### Exercise requirements
Every line below should be copied exactly; drop the pictures.

[Stored data entries]
⁂

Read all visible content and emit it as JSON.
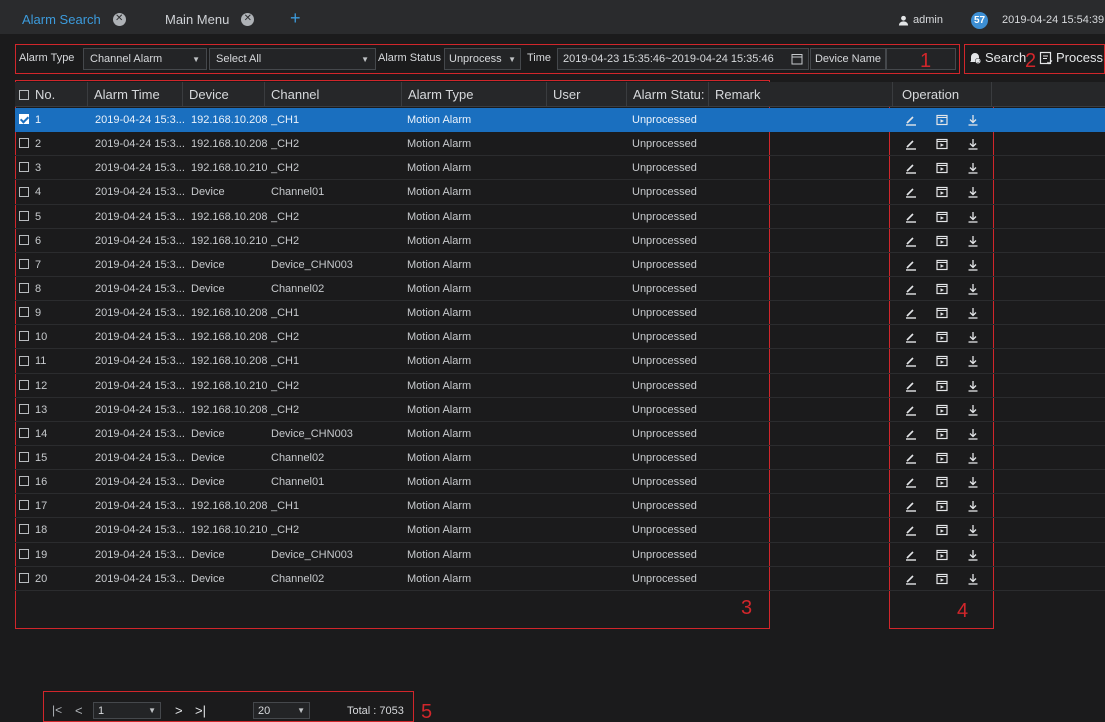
{
  "tabs": [
    {
      "label": "Alarm Search",
      "active": true
    },
    {
      "label": "Main Menu",
      "active": false
    }
  ],
  "topbar": {
    "user": "admin",
    "notification_count": "57",
    "datetime": "2019-04-24 15:54:39"
  },
  "filters": {
    "alarm_type_label": "Alarm Type",
    "alarm_type_value": "Channel Alarm",
    "channel_value": "Select All",
    "alarm_status_label": "Alarm Status",
    "alarm_status_value": "Unprocess",
    "time_label": "Time",
    "time_value": "2019-04-23 15:35:46~2019-04-24 15:35:46",
    "device_name_label": "Device Name",
    "device_name_value": "",
    "search_label": "Search",
    "process_label": "Process"
  },
  "callouts": [
    "1",
    "2",
    "3",
    "4",
    "5"
  ],
  "table": {
    "columns": [
      "No.",
      "Alarm Time",
      "Device",
      "Channel",
      "Alarm Type",
      "User",
      "Alarm Statu:",
      "Remark",
      "Operation"
    ],
    "rows": [
      {
        "no": "1",
        "time": "2019-04-24 15:3...",
        "device": "192.168.10.208",
        "channel": "_CH1",
        "type": "Motion Alarm",
        "user": "",
        "status": "Unprocessed",
        "remark": "",
        "checked": true
      },
      {
        "no": "2",
        "time": "2019-04-24 15:3...",
        "device": "192.168.10.208",
        "channel": "_CH2",
        "type": "Motion Alarm",
        "user": "",
        "status": "Unprocessed",
        "remark": "",
        "checked": false
      },
      {
        "no": "3",
        "time": "2019-04-24 15:3...",
        "device": "192.168.10.210",
        "channel": "_CH2",
        "type": "Motion Alarm",
        "user": "",
        "status": "Unprocessed",
        "remark": "",
        "checked": false
      },
      {
        "no": "4",
        "time": "2019-04-24 15:3...",
        "device": "Device",
        "channel": "Channel01",
        "type": "Motion Alarm",
        "user": "",
        "status": "Unprocessed",
        "remark": "",
        "checked": false
      },
      {
        "no": "5",
        "time": "2019-04-24 15:3...",
        "device": "192.168.10.208",
        "channel": "_CH2",
        "type": "Motion Alarm",
        "user": "",
        "status": "Unprocessed",
        "remark": "",
        "checked": false
      },
      {
        "no": "6",
        "time": "2019-04-24 15:3...",
        "device": "192.168.10.210",
        "channel": "_CH2",
        "type": "Motion Alarm",
        "user": "",
        "status": "Unprocessed",
        "remark": "",
        "checked": false
      },
      {
        "no": "7",
        "time": "2019-04-24 15:3...",
        "device": "Device",
        "channel": "Device_CHN003",
        "type": "Motion Alarm",
        "user": "",
        "status": "Unprocessed",
        "remark": "",
        "checked": false
      },
      {
        "no": "8",
        "time": "2019-04-24 15:3...",
        "device": "Device",
        "channel": "Channel02",
        "type": "Motion Alarm",
        "user": "",
        "status": "Unprocessed",
        "remark": "",
        "checked": false
      },
      {
        "no": "9",
        "time": "2019-04-24 15:3...",
        "device": "192.168.10.208",
        "channel": "_CH1",
        "type": "Motion Alarm",
        "user": "",
        "status": "Unprocessed",
        "remark": "",
        "checked": false
      },
      {
        "no": "10",
        "time": "2019-04-24 15:3...",
        "device": "192.168.10.208",
        "channel": "_CH2",
        "type": "Motion Alarm",
        "user": "",
        "status": "Unprocessed",
        "remark": "",
        "checked": false
      },
      {
        "no": "11",
        "time": "2019-04-24 15:3...",
        "device": "192.168.10.208",
        "channel": "_CH1",
        "type": "Motion Alarm",
        "user": "",
        "status": "Unprocessed",
        "remark": "",
        "checked": false
      },
      {
        "no": "12",
        "time": "2019-04-24 15:3...",
        "device": "192.168.10.210",
        "channel": "_CH2",
        "type": "Motion Alarm",
        "user": "",
        "status": "Unprocessed",
        "remark": "",
        "checked": false
      },
      {
        "no": "13",
        "time": "2019-04-24 15:3...",
        "device": "192.168.10.208",
        "channel": "_CH2",
        "type": "Motion Alarm",
        "user": "",
        "status": "Unprocessed",
        "remark": "",
        "checked": false
      },
      {
        "no": "14",
        "time": "2019-04-24 15:3...",
        "device": "Device",
        "channel": "Device_CHN003",
        "type": "Motion Alarm",
        "user": "",
        "status": "Unprocessed",
        "remark": "",
        "checked": false
      },
      {
        "no": "15",
        "time": "2019-04-24 15:3...",
        "device": "Device",
        "channel": "Channel02",
        "type": "Motion Alarm",
        "user": "",
        "status": "Unprocessed",
        "remark": "",
        "checked": false
      },
      {
        "no": "16",
        "time": "2019-04-24 15:3...",
        "device": "Device",
        "channel": "Channel01",
        "type": "Motion Alarm",
        "user": "",
        "status": "Unprocessed",
        "remark": "",
        "checked": false
      },
      {
        "no": "17",
        "time": "2019-04-24 15:3...",
        "device": "192.168.10.208",
        "channel": "_CH1",
        "type": "Motion Alarm",
        "user": "",
        "status": "Unprocessed",
        "remark": "",
        "checked": false
      },
      {
        "no": "18",
        "time": "2019-04-24 15:3...",
        "device": "192.168.10.210",
        "channel": "_CH2",
        "type": "Motion Alarm",
        "user": "",
        "status": "Unprocessed",
        "remark": "",
        "checked": false
      },
      {
        "no": "19",
        "time": "2019-04-24 15:3...",
        "device": "Device",
        "channel": "Device_CHN003",
        "type": "Motion Alarm",
        "user": "",
        "status": "Unprocessed",
        "remark": "",
        "checked": false
      },
      {
        "no": "20",
        "time": "2019-04-24 15:3...",
        "device": "Device",
        "channel": "Channel02",
        "type": "Motion Alarm",
        "user": "",
        "status": "Unprocessed",
        "remark": "",
        "checked": false
      }
    ],
    "operation_icons": [
      "edit-icon",
      "playback-icon",
      "download-icon"
    ]
  },
  "pagination": {
    "page": "1",
    "page_size": "20",
    "total": "Total : 7053"
  },
  "colors": {
    "accent": "#3c9bdc",
    "selected_row": "#1a6fbf",
    "callout_red": "#d1262b",
    "background": "#1b1b1c"
  }
}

⁂

### Answer in full
Read all visible content and emit it as JSON.
{
  "tabs": [
    {
      "label": "Alarm Search",
      "active": true
    },
    {
      "label": "Main Menu",
      "active": false
    }
  ],
  "topbar": {
    "user": "admin",
    "notification_count": "57",
    "datetime": "2019-04-24 15:54:39"
  },
  "filters": {
    "alarm_type_label": "Alarm Type",
    "alarm_type_value": "Channel Alarm",
    "channel_value": "Select All",
    "alarm_status_label": "Alarm Status",
    "alarm_status_value": "Unprocess",
    "time_label": "Time",
    "time_value": "2019-04-23 15:35:46~2019-04-24 15:35:46",
    "device_name_label": "Device Name",
    "device_name_value": "",
    "search_label": "Search",
    "process_label": "Process"
  },
  "callouts": [
    "1",
    "2",
    "3",
    "4",
    "5"
  ],
  "table": {
    "columns": [
      "No.",
      "Alarm Time",
      "Device",
      "Channel",
      "Alarm Type",
      "User",
      "Alarm Statu:",
      "Remark",
      "Operation"
    ],
    "rows": [
      {
        "no": "1",
        "time": "2019-04-24 15:3...",
        "device": "192.168.10.208",
        "channel": "_CH1",
        "type": "Motion Alarm",
        "user": "",
        "status": "Unprocessed",
        "remark": "",
        "checked": true
      },
      {
        "no": "2",
        "time": "2019-04-24 15:3...",
        "device": "192.168.10.208",
        "channel": "_CH2",
        "type": "Motion Alarm",
        "user": "",
        "status": "Unprocessed",
        "remark": "",
        "checked": false
      },
      {
        "no": "3",
        "time": "2019-04-24 15:3...",
        "device": "192.168.10.210",
        "channel": "_CH2",
        "type": "Motion Alarm",
        "user": "",
        "status": "Unprocessed",
        "remark": "",
        "checked": false
      },
      {
        "no": "4",
        "time": "2019-04-24 15:3...",
        "device": "Device",
        "channel": "Channel01",
        "type": "Motion Alarm",
        "user": "",
        "status": "Unprocessed",
        "remark": "",
        "checked": false
      },
      {
        "no": "5",
        "time": "2019-04-24 15:3...",
        "device": "192.168.10.208",
        "channel": "_CH2",
        "type": "Motion Alarm",
        "user": "",
        "status": "Unprocessed",
        "remark": "",
        "checked": false
      },
      {
        "no": "6",
        "time": "2019-04-24 15:3...",
        "device": "192.168.10.210",
        "channel": "_CH2",
        "type": "Motion Alarm",
        "user": "",
        "status": "Unprocessed",
        "remark": "",
        "checked": false
      },
      {
        "no": "7",
        "time": "2019-04-24 15:3...",
        "device": "Device",
        "channel": "Device_CHN003",
        "type": "Motion Alarm",
        "user": "",
        "status": "Unprocessed",
        "remark": "",
        "checked": false
      },
      {
        "no": "8",
        "time": "2019-04-24 15:3...",
        "device": "Device",
        "channel": "Channel02",
        "type": "Motion Alarm",
        "user": "",
        "status": "Unprocessed",
        "remark": "",
        "checked": false
      },
      {
        "no": "9",
        "time": "2019-04-24 15:3...",
        "device": "192.168.10.208",
        "channel": "_CH1",
        "type": "Motion Alarm",
        "user": "",
        "status": "Unprocessed",
        "remark": "",
        "checked": false
      },
      {
        "no": "10",
        "time": "2019-04-24 15:3...",
        "device": "192.168.10.208",
        "channel": "_CH2",
        "type": "Motion Alarm",
        "user": "",
        "status": "Unprocessed",
        "remark": "",
        "checked": false
      },
      {
        "no": "11",
        "time": "2019-04-24 15:3...",
        "device": "192.168.10.208",
        "channel": "_CH1",
        "type": "Motion Alarm",
        "user": "",
        "status": "Unprocessed",
        "remark": "",
        "checked": false
      },
      {
        "no": "12",
        "time": "2019-04-24 15:3...",
        "device": "192.168.10.210",
        "channel": "_CH2",
        "type": "Motion Alarm",
        "user": "",
        "status": "Unprocessed",
        "remark": "",
        "checked": false
      },
      {
        "no": "13",
        "time": "2019-04-24 15:3...",
        "device": "192.168.10.208",
        "channel": "_CH2",
        "type": "Motion Alarm",
        "user": "",
        "status": "Unprocessed",
        "remark": "",
        "checked": false
      },
      {
        "no": "14",
        "time": "2019-04-24 15:3...",
        "device": "Device",
        "channel": "Device_CHN003",
        "type": "Motion Alarm",
        "user": "",
        "status": "Unprocessed",
        "remark": "",
        "checked": false
      },
      {
        "no": "15",
        "time": "2019-04-24 15:3...",
        "device": "Device",
        "channel": "Channel02",
        "type": "Motion Alarm",
        "user": "",
        "status": "Unprocessed",
        "remark": "",
        "checked": false
      },
      {
        "no": "16",
        "time": "2019-04-24 15:3...",
        "device": "Device",
        "channel": "Channel01",
        "type": "Motion Alarm",
        "user": "",
        "status": "Unprocessed",
        "remark": "",
        "checked": false
      },
      {
        "no": "17",
        "time": "2019-04-24 15:3...",
        "device": "192.168.10.208",
        "channel": "_CH1",
        "type": "Motion Alarm",
        "user": "",
        "status": "Unprocessed",
        "remark": "",
        "checked": false
      },
      {
        "no": "18",
        "time": "2019-04-24 15:3...",
        "device": "192.168.10.210",
        "channel": "_CH2",
        "type": "Motion Alarm",
        "user": "",
        "status": "Unprocessed",
        "remark": "",
        "checked": false
      },
      {
        "no": "19",
        "time": "2019-04-24 15:3...",
        "device": "Device",
        "channel": "Device_CHN003",
        "type": "Motion Alarm",
        "user": "",
        "status": "Unprocessed",
        "remark": "",
        "checked": false
      },
      {
        "no": "20",
        "time": "2019-04-24 15:3...",
        "device": "Device",
        "channel": "Channel02",
        "type": "Motion Alarm",
        "user": "",
        "status": "Unprocessed",
        "remark": "",
        "checked": false
      }
    ],
    "operation_icons": [
      "edit-icon",
      "playback-icon",
      "download-icon"
    ]
  },
  "pagination": {
    "page": "1",
    "page_size": "20",
    "total": "Total : 7053"
  },
  "colors": {
    "accent": "#3c9bdc",
    "selected_row": "#1a6fbf",
    "callout_red": "#d1262b",
    "background": "#1b1b1c"
  }
}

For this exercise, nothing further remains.